======== GIVEN ENTRIES

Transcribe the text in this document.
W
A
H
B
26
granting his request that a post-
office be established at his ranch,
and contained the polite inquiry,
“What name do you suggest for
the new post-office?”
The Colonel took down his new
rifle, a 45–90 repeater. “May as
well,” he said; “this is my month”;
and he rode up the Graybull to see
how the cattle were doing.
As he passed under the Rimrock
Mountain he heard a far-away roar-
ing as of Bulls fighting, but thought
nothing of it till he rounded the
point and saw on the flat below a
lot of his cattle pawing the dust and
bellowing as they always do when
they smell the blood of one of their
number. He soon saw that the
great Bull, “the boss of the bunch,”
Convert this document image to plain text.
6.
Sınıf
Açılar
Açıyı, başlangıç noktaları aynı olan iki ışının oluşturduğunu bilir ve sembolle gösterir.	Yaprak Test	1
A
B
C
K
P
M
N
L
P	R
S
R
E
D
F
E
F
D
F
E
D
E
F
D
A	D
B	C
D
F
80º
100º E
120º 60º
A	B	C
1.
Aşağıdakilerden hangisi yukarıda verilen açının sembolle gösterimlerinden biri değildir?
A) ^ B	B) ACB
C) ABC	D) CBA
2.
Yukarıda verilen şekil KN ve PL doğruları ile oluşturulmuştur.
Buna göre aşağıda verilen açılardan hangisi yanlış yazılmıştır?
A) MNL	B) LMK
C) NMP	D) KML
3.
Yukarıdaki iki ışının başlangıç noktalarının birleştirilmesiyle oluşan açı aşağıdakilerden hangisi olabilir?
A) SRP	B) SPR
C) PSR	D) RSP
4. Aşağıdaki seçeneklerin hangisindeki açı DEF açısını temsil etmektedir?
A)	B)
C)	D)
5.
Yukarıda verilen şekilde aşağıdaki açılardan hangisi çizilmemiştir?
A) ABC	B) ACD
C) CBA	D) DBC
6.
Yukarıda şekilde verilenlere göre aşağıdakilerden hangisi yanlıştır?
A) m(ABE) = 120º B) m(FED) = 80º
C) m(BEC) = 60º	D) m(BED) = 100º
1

================
======== GIVEN ENTRIES

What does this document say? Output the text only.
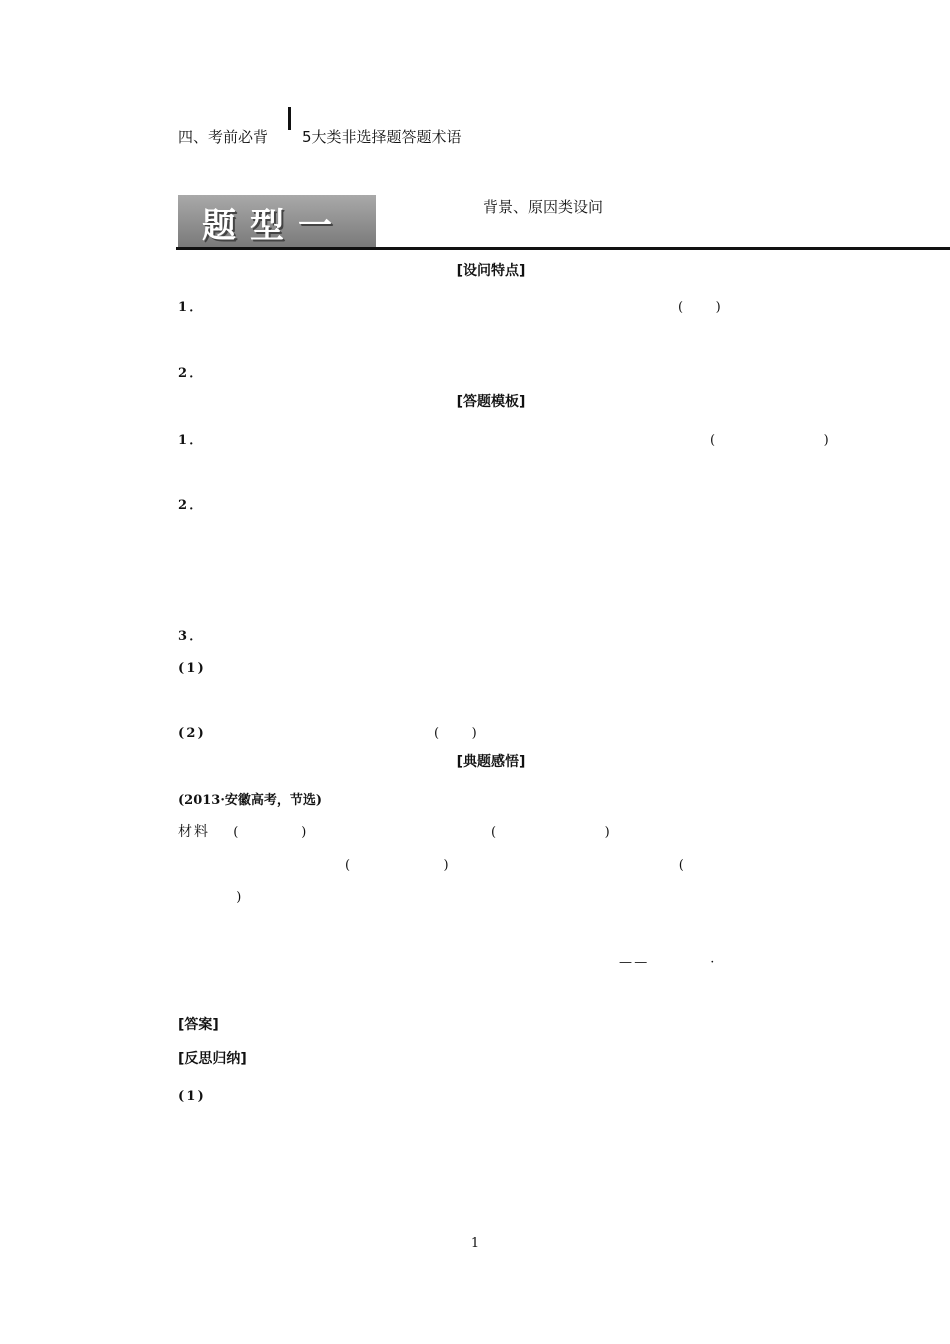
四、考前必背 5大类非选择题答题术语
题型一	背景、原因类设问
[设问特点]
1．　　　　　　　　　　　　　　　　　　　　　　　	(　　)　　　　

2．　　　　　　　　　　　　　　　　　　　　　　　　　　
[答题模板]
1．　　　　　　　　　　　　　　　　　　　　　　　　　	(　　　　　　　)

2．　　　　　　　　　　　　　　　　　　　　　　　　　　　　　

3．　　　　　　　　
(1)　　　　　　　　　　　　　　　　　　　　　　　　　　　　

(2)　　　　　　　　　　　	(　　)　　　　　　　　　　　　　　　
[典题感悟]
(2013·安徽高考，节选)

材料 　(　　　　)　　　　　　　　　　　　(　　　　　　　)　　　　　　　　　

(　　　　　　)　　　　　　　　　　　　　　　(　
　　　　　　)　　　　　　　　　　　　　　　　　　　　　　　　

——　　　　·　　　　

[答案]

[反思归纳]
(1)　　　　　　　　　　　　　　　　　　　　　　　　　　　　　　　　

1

================

**WRITTEN INSTRUCTION:**
Gather each line from the entries above that includes the word "göre".

**WRITTEN ANSWER:**
Buna göre aşağıda verilen açılardan hangisi yanlış yazılmıştır?
Yukarıda şekilde verilenlere göre aşağıdakilerden hangisi yanlıştır?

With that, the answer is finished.